» WRITTEN PROBLEM:
Do any lines in the data below contain "regina"? If so, copy every one of them.
:: DATA EXTRACT ::
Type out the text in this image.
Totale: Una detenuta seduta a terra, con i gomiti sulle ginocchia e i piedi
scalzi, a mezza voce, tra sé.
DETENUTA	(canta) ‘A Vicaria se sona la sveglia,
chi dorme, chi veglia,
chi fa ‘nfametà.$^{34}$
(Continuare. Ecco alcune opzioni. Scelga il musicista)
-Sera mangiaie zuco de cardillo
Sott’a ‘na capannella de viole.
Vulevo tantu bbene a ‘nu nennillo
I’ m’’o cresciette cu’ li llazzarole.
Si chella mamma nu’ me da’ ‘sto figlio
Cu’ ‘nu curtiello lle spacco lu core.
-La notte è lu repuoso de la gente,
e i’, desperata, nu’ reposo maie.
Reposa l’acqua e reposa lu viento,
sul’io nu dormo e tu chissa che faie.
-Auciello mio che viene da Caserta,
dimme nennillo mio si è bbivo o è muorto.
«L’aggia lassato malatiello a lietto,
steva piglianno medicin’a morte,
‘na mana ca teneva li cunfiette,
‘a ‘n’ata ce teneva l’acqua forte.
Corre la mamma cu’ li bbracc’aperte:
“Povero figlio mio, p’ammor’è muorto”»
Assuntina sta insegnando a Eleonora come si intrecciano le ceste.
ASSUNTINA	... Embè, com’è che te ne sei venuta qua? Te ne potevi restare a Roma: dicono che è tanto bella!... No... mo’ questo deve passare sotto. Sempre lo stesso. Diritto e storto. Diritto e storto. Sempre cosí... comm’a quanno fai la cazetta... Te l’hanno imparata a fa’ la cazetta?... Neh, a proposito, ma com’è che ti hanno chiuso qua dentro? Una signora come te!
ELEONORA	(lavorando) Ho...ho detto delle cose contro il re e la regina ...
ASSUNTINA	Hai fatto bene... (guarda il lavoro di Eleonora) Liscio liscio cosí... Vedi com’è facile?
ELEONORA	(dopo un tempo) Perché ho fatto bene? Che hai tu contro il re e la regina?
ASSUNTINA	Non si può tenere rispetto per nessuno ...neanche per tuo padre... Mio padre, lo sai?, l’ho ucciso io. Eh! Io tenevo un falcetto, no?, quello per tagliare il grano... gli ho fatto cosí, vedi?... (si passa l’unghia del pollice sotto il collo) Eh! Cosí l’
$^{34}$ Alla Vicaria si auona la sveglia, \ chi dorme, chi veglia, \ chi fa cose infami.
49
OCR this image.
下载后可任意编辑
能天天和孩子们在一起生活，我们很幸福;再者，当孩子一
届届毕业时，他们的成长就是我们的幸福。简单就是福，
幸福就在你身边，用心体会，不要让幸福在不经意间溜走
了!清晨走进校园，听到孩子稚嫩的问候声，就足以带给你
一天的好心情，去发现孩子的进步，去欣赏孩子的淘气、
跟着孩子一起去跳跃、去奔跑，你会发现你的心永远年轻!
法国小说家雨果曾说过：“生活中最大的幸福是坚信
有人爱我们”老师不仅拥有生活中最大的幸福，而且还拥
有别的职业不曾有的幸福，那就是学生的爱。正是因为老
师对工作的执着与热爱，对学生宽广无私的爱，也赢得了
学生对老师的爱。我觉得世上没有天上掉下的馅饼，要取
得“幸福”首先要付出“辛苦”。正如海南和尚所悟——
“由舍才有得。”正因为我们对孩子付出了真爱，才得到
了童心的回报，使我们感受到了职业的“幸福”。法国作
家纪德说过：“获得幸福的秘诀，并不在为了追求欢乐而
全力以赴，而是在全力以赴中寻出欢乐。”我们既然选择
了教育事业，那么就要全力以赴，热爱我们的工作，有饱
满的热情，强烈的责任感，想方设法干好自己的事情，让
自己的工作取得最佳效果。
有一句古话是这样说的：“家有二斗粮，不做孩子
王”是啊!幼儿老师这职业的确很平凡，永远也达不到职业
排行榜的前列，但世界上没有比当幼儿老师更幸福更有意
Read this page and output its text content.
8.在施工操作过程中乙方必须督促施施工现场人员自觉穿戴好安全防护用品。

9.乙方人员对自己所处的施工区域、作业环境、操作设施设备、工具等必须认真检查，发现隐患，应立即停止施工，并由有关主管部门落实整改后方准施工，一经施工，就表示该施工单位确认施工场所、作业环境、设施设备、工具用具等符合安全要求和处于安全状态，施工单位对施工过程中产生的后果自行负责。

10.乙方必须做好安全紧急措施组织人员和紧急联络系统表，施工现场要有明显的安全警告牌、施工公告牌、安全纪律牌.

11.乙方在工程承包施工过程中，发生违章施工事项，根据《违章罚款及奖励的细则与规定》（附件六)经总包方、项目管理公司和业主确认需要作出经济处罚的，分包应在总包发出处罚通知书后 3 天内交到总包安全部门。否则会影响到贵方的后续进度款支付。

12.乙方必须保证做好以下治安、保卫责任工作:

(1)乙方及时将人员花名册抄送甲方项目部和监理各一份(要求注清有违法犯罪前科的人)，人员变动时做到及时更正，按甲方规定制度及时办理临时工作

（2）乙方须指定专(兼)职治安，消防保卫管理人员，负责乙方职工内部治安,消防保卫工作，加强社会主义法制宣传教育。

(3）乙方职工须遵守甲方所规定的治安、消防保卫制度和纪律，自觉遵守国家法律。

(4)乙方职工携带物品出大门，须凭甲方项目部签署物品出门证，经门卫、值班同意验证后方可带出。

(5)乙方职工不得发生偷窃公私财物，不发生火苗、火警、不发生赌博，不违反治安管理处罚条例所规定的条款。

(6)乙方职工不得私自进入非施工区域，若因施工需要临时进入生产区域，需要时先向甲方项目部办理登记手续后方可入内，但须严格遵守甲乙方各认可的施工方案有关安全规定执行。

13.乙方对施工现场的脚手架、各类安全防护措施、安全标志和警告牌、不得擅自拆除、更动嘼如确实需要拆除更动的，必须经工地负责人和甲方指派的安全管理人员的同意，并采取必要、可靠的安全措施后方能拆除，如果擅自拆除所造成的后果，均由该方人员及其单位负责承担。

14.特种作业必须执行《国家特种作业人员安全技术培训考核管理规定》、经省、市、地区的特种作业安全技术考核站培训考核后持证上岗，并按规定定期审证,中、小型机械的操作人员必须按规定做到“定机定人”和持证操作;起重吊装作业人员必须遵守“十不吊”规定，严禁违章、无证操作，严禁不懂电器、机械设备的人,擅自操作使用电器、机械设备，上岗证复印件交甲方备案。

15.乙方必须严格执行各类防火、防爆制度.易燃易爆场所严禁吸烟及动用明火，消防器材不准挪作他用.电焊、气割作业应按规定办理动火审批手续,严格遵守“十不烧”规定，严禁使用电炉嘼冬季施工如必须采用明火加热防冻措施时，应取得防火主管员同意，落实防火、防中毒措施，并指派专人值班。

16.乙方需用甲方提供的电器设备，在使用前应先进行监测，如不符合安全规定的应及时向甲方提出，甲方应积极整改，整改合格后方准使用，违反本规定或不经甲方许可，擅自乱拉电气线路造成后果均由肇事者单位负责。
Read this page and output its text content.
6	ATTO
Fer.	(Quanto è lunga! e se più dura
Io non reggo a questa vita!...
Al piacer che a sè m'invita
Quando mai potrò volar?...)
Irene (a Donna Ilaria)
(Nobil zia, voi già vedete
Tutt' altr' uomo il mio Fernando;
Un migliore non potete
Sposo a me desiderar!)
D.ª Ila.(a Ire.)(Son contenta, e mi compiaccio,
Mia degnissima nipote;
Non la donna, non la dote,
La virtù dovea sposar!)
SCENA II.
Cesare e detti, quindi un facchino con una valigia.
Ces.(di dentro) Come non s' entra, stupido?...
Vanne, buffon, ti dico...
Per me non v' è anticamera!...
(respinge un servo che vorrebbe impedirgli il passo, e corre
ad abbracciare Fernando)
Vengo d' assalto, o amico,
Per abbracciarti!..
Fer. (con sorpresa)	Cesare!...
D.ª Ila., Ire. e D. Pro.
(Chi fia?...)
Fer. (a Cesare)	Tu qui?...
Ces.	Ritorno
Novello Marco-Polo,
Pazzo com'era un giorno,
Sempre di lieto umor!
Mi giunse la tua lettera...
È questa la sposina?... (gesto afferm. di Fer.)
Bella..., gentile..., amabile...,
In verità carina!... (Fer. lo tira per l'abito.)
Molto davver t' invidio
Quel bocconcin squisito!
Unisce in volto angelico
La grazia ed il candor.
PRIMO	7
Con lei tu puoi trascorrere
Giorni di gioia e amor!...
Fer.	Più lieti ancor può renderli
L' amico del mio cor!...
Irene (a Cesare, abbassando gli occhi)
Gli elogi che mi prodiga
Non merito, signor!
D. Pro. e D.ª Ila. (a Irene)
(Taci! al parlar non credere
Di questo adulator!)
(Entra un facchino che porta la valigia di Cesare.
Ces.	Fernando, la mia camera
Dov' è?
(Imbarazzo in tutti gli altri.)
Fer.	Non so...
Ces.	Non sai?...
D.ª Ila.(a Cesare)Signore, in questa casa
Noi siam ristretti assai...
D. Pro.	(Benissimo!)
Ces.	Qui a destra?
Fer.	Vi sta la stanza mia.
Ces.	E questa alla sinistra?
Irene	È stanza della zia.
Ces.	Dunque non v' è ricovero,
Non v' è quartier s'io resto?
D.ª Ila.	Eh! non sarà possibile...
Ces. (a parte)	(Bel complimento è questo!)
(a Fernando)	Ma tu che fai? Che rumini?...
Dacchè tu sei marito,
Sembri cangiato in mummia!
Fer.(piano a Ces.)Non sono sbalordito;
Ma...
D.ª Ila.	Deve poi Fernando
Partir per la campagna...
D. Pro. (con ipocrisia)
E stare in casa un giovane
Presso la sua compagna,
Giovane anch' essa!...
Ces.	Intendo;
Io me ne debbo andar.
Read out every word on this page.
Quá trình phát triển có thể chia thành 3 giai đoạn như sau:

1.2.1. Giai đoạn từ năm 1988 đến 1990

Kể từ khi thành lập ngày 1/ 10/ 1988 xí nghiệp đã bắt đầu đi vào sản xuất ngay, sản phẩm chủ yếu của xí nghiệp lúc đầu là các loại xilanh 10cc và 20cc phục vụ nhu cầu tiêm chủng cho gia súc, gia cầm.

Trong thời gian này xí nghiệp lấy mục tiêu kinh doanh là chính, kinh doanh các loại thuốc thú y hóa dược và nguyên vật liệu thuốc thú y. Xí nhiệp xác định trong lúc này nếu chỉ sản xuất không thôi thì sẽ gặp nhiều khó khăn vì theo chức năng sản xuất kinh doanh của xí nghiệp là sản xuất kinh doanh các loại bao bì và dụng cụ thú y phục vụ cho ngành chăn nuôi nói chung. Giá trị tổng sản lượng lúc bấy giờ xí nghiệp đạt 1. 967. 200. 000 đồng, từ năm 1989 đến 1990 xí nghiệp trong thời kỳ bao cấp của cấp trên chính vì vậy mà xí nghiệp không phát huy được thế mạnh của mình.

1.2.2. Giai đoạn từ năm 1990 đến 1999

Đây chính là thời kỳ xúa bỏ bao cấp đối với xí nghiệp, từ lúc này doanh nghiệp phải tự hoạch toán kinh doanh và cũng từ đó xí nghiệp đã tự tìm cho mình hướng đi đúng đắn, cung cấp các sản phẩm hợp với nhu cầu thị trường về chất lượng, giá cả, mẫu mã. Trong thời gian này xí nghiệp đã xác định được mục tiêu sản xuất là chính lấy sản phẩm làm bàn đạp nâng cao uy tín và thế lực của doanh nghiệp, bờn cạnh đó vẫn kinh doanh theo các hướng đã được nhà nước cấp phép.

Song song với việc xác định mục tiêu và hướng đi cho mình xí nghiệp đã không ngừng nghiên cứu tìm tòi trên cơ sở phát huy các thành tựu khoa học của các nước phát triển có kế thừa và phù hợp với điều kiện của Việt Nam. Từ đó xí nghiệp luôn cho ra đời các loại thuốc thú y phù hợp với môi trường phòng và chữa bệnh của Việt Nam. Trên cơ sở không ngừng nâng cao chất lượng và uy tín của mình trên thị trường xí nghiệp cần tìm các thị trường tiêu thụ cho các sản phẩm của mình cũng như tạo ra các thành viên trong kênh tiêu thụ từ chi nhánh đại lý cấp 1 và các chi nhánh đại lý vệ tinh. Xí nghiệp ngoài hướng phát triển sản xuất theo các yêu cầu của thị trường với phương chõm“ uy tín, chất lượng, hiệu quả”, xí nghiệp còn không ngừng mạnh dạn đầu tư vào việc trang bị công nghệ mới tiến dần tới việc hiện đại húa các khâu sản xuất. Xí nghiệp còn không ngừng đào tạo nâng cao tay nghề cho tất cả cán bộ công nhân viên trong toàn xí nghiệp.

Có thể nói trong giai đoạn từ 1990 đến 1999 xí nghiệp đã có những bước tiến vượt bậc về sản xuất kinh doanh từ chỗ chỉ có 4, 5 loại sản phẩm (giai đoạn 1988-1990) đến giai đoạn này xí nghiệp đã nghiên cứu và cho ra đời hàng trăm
:::
» RESPONSE FOR THIS EXERCISE:
ELEONORA	(lavorando) Ho...ho detto delle cose contro il re e la regina ...
ELEONORA	(dopo un tempo) Perché ho fatto bene? Che hai tu contro il re e la regina?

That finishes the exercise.